--- Start Records for the task ---
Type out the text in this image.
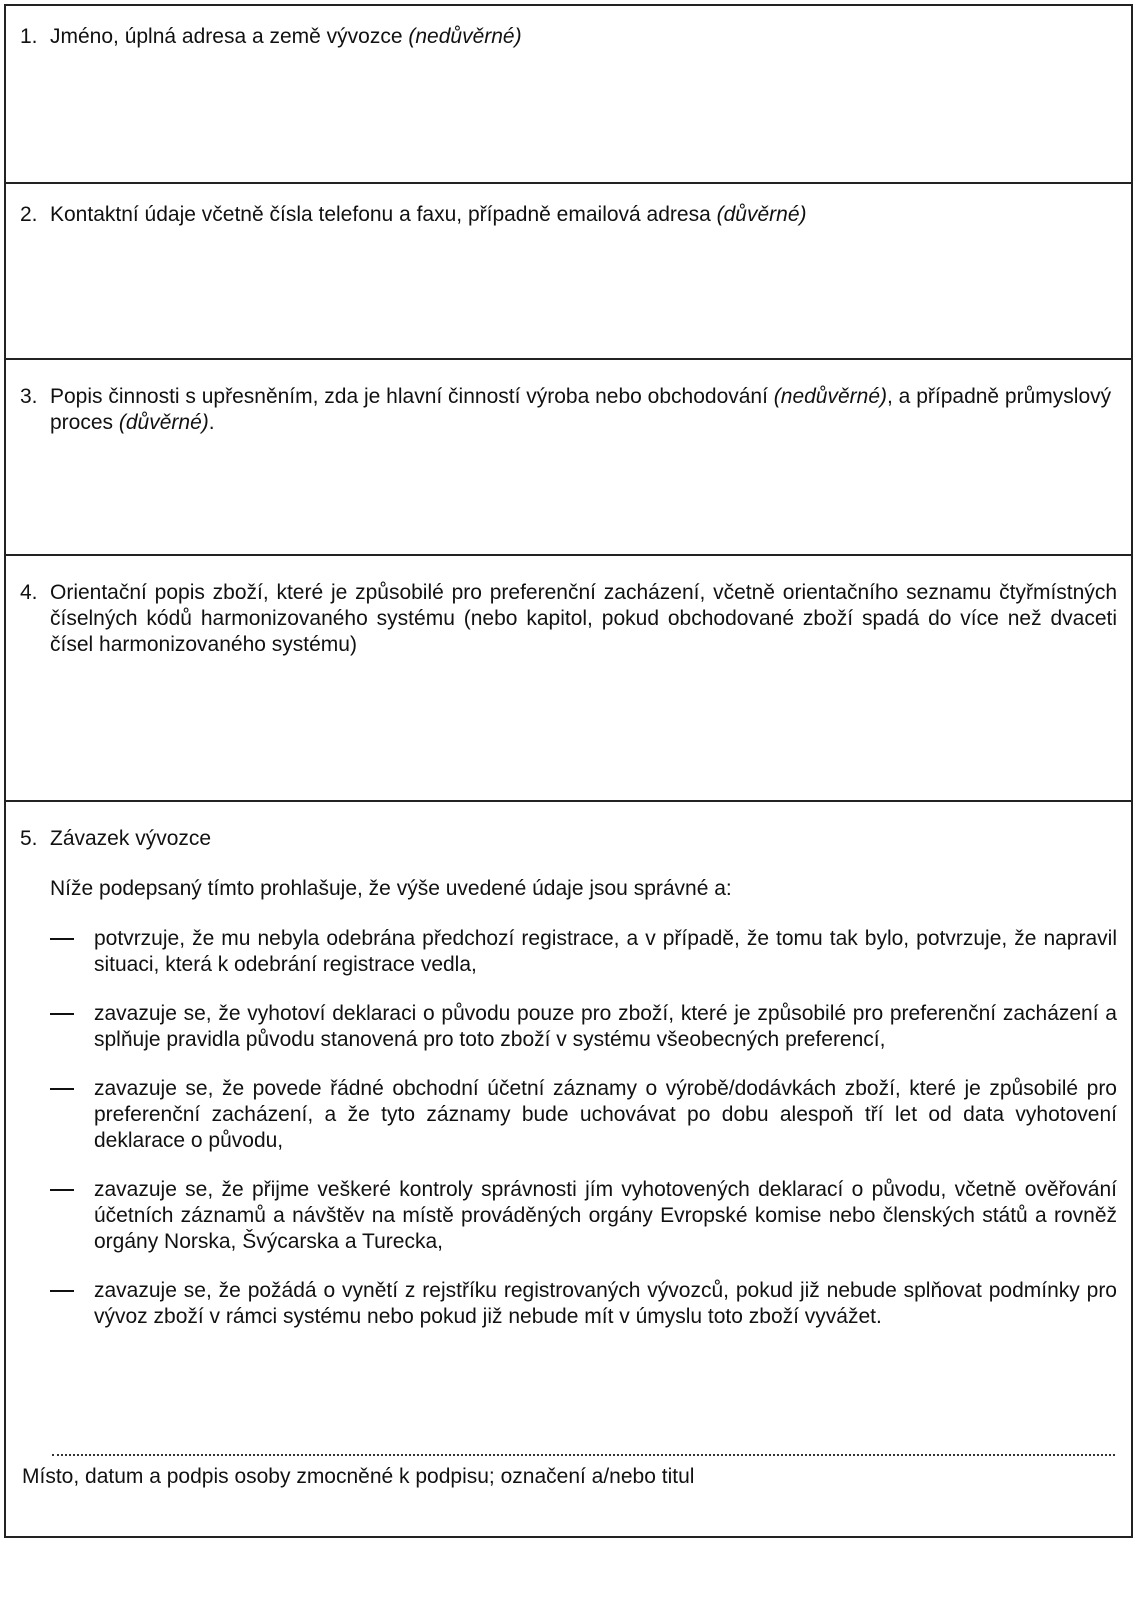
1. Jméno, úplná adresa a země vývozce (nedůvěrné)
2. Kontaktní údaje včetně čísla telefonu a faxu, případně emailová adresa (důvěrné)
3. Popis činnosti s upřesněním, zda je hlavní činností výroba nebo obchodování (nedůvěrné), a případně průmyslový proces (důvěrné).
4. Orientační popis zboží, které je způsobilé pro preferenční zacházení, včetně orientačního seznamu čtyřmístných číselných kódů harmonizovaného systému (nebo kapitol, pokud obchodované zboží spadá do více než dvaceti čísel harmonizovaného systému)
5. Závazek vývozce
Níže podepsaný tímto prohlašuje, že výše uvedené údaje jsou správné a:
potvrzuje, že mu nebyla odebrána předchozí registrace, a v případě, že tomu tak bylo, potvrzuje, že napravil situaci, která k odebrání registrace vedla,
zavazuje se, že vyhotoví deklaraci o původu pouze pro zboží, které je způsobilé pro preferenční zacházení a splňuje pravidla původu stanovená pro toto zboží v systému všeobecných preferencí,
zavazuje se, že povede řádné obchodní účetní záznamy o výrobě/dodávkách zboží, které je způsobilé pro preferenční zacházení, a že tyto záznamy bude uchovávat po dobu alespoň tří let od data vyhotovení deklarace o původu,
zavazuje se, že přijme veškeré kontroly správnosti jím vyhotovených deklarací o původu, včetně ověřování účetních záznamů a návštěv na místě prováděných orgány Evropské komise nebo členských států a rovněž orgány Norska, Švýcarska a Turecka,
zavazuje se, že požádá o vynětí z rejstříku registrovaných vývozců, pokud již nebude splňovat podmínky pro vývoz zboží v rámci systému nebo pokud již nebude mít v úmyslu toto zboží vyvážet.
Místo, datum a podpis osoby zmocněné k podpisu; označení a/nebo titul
--- End Records for the task ---
--- Start Records for the task ---
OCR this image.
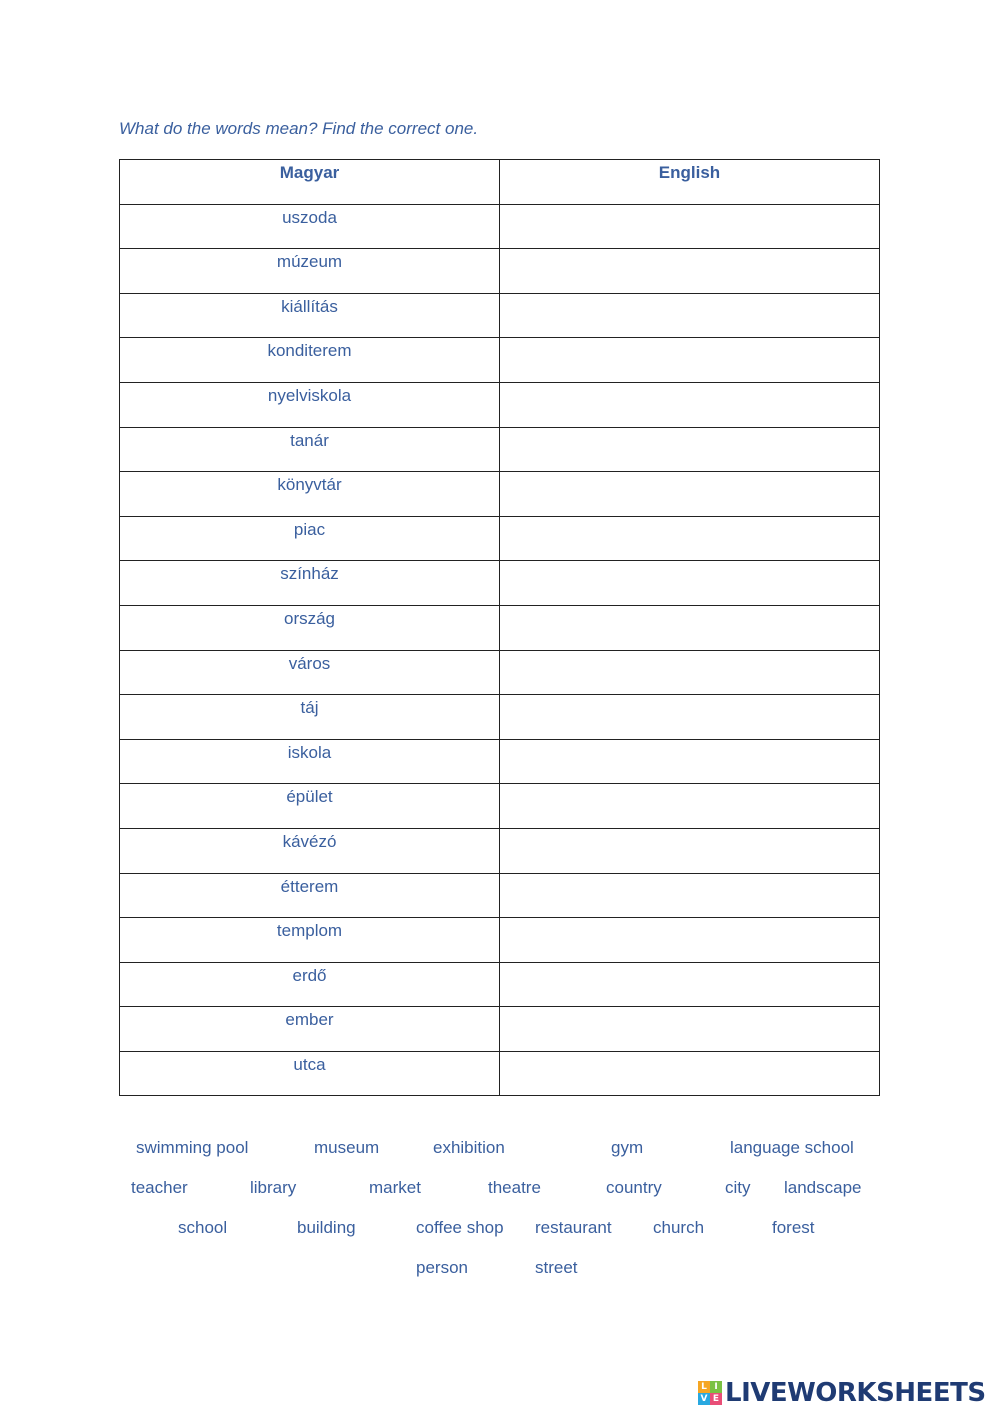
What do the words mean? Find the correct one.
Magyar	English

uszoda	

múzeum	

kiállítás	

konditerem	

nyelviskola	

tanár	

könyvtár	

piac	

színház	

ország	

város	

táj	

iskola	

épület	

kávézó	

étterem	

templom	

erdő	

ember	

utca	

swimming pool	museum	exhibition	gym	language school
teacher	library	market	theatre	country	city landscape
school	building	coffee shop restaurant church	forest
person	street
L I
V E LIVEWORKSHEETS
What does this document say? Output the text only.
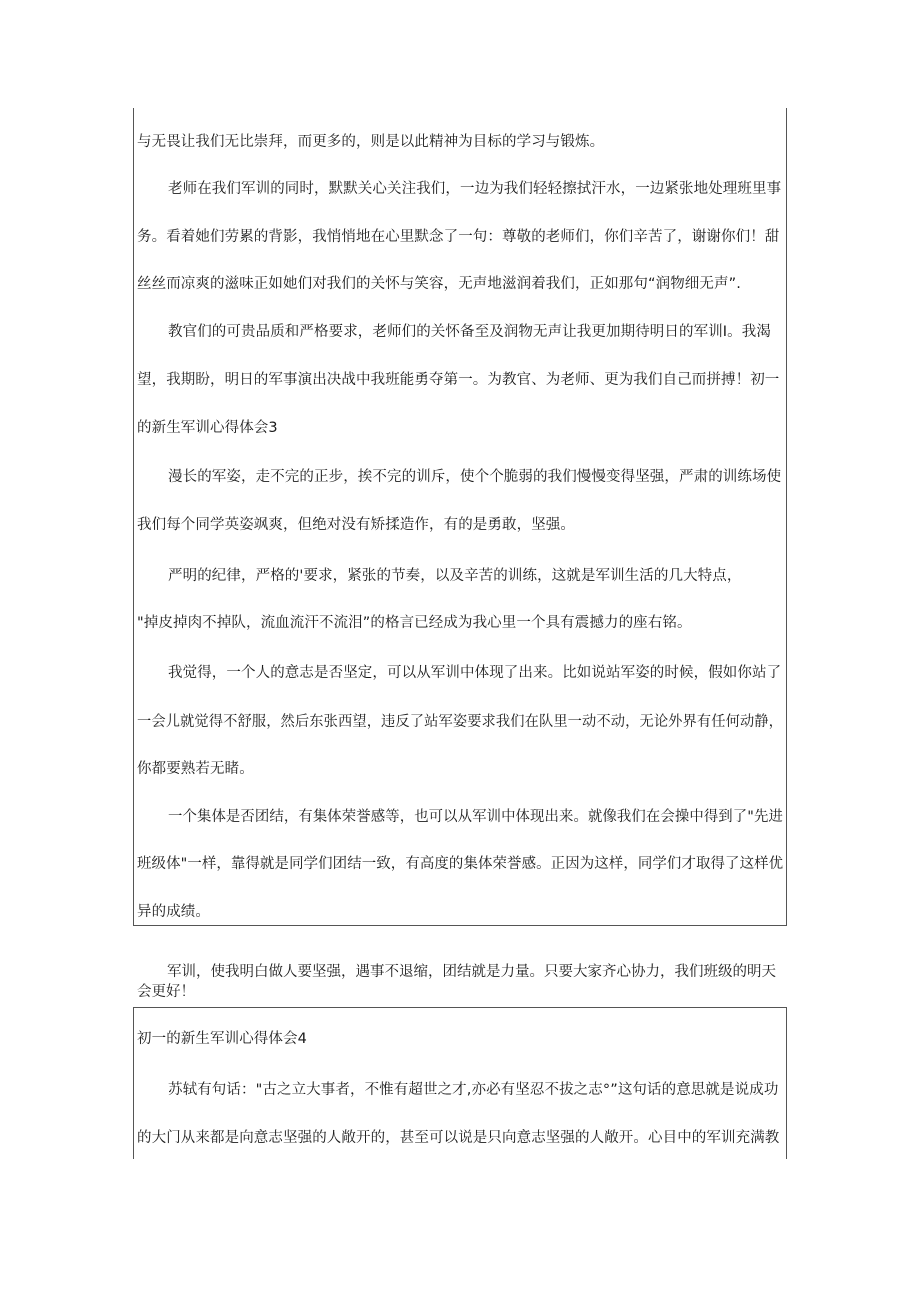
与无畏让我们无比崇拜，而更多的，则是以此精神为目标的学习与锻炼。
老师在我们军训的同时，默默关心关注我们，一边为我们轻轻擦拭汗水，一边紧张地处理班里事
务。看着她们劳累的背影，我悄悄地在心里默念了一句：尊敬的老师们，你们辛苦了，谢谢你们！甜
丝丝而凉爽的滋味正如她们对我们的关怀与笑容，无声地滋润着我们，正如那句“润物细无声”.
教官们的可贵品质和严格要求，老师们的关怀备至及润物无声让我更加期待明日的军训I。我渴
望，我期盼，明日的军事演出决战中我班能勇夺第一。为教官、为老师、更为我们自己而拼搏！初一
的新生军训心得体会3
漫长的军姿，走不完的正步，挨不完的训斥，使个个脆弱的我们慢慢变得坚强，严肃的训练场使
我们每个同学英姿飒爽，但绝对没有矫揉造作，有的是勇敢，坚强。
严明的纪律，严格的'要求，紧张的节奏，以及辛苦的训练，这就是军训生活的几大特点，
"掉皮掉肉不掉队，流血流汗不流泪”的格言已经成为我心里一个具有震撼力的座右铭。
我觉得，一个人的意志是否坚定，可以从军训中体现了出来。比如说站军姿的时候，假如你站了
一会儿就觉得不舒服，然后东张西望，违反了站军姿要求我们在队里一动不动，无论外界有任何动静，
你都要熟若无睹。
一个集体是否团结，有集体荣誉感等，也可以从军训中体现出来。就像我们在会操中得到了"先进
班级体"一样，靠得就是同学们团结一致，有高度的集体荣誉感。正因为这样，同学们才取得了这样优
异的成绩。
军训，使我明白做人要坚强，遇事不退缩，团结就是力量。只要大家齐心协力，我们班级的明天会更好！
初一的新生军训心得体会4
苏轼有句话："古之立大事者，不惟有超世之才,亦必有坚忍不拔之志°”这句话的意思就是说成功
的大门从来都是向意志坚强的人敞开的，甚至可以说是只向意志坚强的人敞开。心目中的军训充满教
--- End Records for the task ---
Pick out each line that holds the string "nebo".

• [Answer to this exercise]
3. Popis činnosti s upřesněním, zda je hlavní činností výroba nebo obchodování (nedůvěrné), a případně průmyslový proces (důvěrné).
4. Orientační popis zboží, které je způsobilé pro preferenční zacházení, včetně orientačního seznamu čtyřmístných číselných kódů harmonizovaného systému (nebo kapitol, pokud obchodované zboží spadá do více než dvaceti čísel harmonizovaného systému)
zavazuje se, že přijme veškeré kontroly správnosti jím vyhotovených deklarací o původu, včetně ověřování účetních záznamů a návštěv na místě prováděných orgány Evropské komise nebo členských států a rovněž orgány Norska, Švýcarska a Turecka,
zavazuje se, že požádá o vynětí z rejstříku registrovaných vývozců, pokud již nebude splňovat podmínky pro vývoz zboží v rámci systému nebo pokud již nebude mít v úmyslu toto zboží vyvážet.
Místo, datum a podpis osoby zmocněné k podpisu; označení a/nebo titul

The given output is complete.